What this task involves: Copy out every line of the records where the string "down" occurs.

— START Exercise material —

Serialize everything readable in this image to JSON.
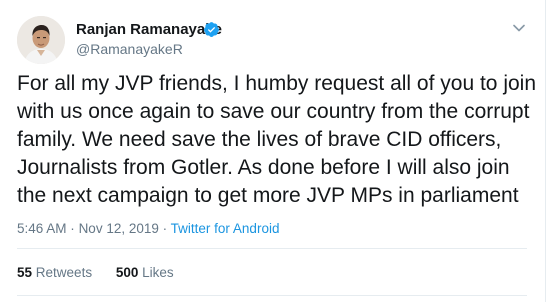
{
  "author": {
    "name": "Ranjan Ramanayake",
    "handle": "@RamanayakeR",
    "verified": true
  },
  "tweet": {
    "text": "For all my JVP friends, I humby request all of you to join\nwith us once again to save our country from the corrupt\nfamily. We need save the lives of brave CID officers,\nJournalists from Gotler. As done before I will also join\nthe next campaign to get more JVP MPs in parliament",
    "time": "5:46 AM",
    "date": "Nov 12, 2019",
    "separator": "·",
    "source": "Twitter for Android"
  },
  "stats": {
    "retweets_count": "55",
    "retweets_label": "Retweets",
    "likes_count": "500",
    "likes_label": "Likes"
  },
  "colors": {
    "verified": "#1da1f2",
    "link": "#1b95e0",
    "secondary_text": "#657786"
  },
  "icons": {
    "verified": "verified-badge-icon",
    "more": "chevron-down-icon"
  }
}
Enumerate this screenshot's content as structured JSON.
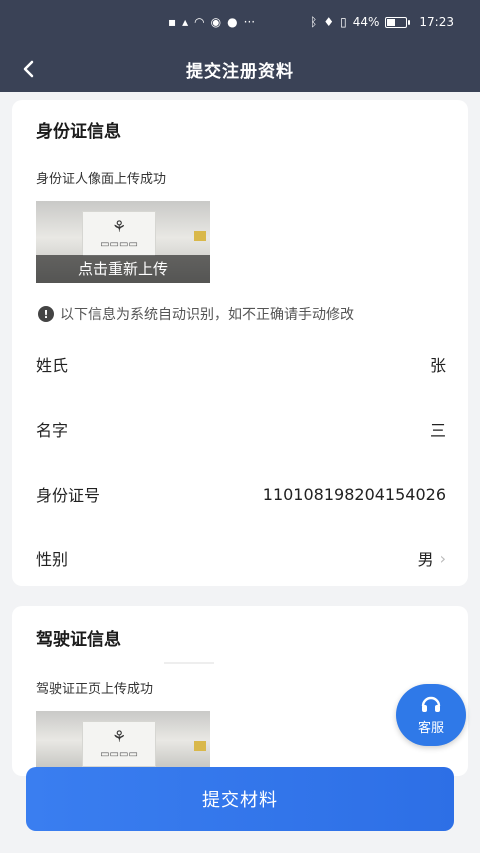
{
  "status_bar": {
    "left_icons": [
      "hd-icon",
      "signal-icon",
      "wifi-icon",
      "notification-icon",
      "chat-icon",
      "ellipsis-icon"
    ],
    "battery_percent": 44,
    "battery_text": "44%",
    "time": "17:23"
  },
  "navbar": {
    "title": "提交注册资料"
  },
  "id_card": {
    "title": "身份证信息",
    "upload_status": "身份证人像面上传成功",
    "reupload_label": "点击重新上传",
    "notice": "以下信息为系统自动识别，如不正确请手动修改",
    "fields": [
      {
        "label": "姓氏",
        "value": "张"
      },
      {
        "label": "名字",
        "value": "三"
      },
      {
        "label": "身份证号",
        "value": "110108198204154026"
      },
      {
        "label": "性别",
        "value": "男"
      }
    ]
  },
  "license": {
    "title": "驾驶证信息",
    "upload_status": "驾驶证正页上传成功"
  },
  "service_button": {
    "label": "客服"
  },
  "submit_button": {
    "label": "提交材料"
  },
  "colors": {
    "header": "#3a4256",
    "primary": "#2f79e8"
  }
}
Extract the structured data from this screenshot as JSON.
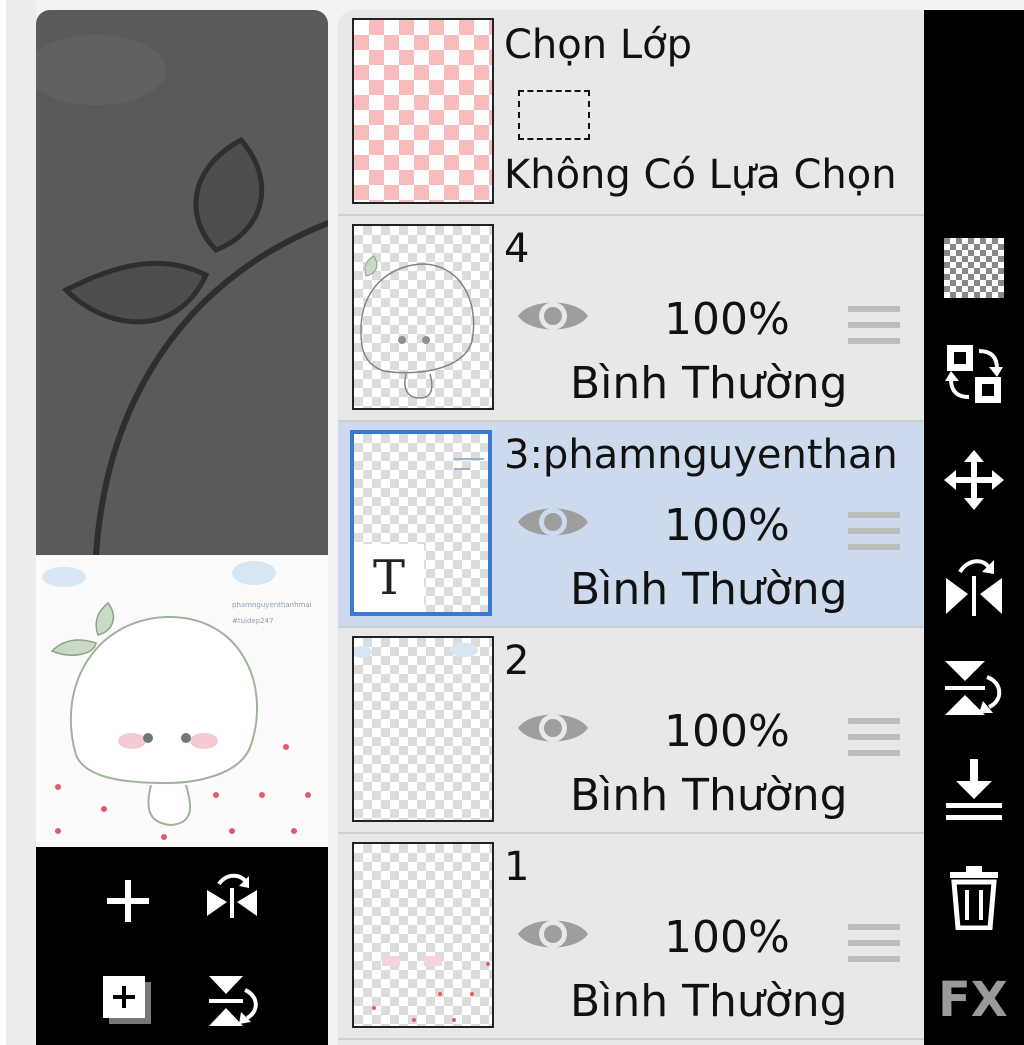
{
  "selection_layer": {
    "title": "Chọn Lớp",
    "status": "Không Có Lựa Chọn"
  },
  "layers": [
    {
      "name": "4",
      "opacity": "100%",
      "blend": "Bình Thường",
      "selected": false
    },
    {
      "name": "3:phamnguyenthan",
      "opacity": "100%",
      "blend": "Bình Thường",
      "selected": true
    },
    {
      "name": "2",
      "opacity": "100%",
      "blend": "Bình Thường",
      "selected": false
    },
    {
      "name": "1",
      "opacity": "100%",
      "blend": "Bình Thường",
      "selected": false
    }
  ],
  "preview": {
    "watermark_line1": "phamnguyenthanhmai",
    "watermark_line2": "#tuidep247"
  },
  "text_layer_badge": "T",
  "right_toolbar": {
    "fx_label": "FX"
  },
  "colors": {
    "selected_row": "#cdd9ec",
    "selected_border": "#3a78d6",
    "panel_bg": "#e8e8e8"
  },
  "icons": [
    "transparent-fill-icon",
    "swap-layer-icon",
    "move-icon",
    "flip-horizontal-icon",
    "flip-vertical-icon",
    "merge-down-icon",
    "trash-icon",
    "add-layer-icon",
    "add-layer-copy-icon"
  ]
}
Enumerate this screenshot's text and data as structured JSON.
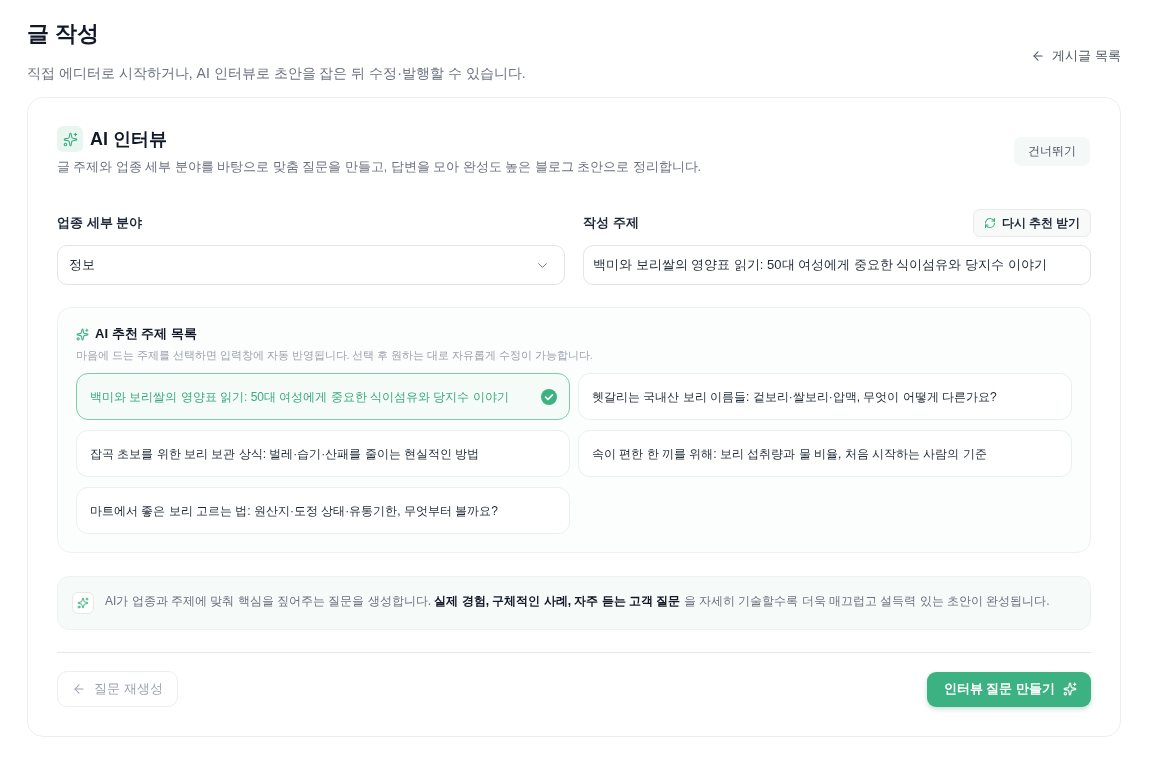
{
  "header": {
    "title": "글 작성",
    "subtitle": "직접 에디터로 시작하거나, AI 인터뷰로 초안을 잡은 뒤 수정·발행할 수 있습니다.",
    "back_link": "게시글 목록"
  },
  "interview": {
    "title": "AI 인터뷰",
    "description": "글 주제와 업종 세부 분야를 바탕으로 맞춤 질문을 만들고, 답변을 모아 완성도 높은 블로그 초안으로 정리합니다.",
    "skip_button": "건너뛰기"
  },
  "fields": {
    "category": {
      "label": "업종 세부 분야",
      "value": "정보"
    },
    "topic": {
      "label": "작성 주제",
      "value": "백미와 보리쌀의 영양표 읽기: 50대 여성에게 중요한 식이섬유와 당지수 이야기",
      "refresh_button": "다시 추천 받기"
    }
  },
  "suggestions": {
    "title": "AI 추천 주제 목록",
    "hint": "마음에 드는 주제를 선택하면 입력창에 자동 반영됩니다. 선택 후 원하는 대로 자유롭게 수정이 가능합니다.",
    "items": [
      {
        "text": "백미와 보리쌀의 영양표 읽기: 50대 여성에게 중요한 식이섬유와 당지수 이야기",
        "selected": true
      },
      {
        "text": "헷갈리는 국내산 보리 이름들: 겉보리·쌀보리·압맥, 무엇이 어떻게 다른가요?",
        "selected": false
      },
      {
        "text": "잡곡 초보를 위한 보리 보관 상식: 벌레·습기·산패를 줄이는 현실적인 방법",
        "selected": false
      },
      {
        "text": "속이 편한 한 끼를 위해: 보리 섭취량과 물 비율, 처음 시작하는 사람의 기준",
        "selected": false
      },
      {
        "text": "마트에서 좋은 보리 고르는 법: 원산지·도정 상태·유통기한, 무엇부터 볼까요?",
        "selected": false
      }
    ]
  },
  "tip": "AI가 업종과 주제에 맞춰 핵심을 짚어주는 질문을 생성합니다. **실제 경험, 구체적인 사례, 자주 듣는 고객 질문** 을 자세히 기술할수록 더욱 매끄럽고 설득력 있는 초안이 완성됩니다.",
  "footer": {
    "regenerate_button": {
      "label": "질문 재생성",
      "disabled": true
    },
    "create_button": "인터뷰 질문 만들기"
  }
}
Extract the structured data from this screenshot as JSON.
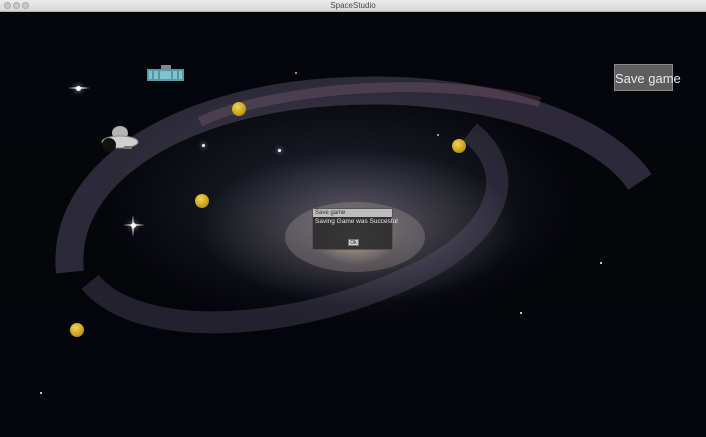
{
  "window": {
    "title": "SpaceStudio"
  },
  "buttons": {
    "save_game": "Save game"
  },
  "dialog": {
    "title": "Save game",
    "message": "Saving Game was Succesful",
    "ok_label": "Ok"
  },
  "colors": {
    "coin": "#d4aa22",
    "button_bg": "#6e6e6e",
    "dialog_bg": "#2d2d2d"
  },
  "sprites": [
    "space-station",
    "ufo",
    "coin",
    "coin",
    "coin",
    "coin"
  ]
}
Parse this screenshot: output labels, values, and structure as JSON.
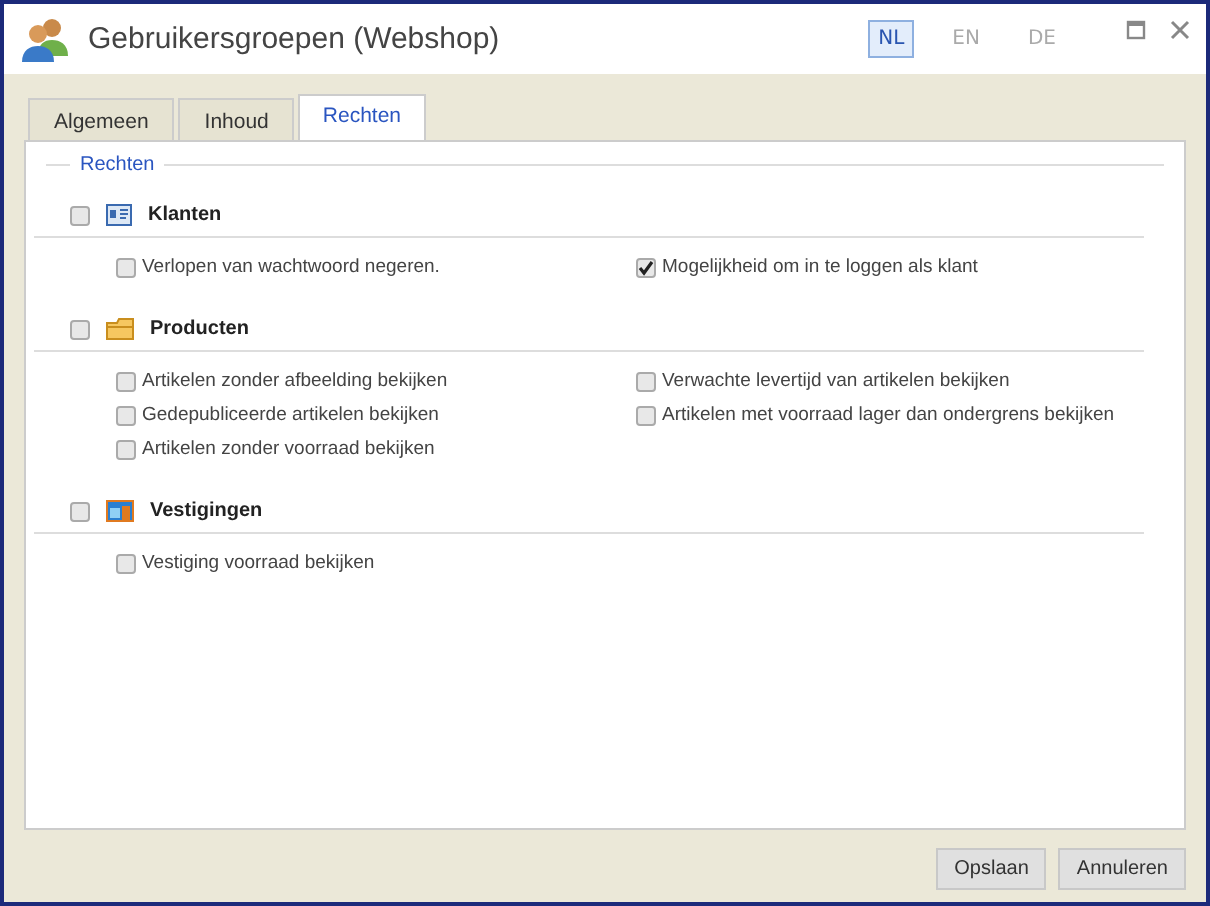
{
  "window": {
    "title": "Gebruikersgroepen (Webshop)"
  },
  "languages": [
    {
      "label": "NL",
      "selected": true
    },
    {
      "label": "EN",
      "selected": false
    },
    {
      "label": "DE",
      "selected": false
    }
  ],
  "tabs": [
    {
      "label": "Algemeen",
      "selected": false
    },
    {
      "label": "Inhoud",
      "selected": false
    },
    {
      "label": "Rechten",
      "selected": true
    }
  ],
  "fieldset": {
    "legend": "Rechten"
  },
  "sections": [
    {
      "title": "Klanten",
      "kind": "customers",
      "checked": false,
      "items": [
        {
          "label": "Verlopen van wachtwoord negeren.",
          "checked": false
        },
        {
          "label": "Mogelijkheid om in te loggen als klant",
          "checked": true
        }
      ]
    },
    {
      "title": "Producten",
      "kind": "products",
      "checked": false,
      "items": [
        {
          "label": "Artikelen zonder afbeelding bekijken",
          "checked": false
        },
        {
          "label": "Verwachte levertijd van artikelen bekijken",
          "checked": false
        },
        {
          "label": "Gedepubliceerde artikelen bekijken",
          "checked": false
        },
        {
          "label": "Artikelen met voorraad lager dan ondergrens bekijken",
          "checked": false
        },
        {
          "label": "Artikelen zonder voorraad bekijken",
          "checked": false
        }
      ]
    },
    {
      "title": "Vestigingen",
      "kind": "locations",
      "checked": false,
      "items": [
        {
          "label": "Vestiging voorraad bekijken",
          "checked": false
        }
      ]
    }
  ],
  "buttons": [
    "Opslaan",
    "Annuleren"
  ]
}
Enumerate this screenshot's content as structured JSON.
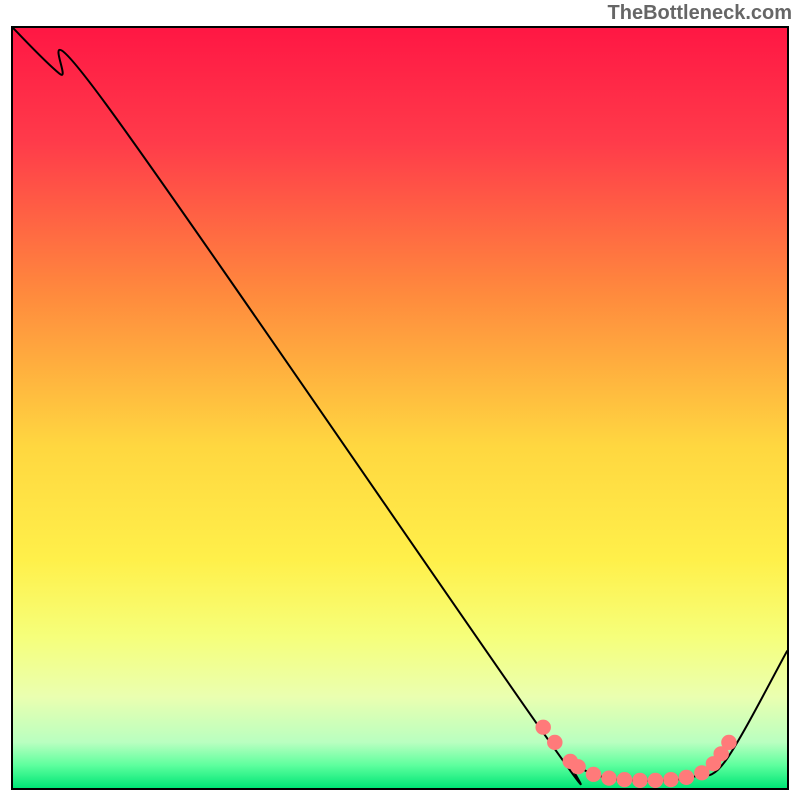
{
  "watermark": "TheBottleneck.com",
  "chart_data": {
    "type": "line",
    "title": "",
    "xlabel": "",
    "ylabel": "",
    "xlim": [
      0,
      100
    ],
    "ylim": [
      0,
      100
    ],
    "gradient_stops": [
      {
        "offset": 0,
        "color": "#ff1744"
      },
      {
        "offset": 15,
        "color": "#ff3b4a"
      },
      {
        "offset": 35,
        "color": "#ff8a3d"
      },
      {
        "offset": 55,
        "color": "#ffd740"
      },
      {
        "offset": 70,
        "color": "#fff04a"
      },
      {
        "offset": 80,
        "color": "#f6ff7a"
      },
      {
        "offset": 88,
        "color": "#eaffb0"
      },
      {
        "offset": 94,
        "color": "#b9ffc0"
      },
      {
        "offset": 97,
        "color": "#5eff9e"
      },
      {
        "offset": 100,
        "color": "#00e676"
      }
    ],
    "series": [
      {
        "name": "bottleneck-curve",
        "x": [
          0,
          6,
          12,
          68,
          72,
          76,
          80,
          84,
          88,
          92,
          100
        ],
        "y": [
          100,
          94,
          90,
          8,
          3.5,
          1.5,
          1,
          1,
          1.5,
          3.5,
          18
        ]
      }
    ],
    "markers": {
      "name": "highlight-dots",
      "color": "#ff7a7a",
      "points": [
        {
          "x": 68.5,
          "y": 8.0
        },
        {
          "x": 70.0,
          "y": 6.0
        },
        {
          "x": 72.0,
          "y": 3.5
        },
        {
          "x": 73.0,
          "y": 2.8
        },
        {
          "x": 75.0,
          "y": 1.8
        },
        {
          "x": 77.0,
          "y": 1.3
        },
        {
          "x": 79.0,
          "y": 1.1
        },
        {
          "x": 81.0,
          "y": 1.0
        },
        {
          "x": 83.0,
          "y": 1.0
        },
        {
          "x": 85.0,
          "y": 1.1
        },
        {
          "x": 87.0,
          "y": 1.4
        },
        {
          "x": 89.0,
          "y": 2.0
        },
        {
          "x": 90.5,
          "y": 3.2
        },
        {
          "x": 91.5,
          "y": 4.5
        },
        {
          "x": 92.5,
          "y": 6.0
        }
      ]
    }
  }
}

— END Exercise material —

Reply:
    "more": "chevron-down-icon"
    "merge-down-icon",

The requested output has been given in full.